--- Brief ---
Every line of the material is to be repeated exactly as it stands.
### Records
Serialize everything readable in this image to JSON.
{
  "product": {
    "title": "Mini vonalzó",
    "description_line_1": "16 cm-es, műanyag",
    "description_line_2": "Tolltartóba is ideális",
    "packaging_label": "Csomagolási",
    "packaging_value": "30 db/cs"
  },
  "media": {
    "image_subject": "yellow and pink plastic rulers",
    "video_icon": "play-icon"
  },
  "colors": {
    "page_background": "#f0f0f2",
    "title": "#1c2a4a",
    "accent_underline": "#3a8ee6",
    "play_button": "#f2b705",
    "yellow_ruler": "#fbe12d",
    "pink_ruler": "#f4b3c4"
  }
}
######
--- Final result ---
Serialize everything readable in this image to JSON.
{
  "product": {
    "title": "Mini vonalzó",
    "description_line_1": "16 cm-es, műanyag",
    "description_line_2": "Tolltartóba is ideális",
    "packaging_label": "Csomagolási",
    "packaging_value": "30 db/cs"
  },
  "media": {
    "image_subject": "yellow and pink plastic rulers",
    "video_icon": "play-icon"
  },
  "colors": {
    "page_background": "#f0f0f2",
    "title": "#1c2a4a",
    "accent_underline": "#3a8ee6",
    "play_button": "#f2b705",
    "yellow_ruler": "#fbe12d",
    "pink_ruler": "#f4b3c4"
  }
}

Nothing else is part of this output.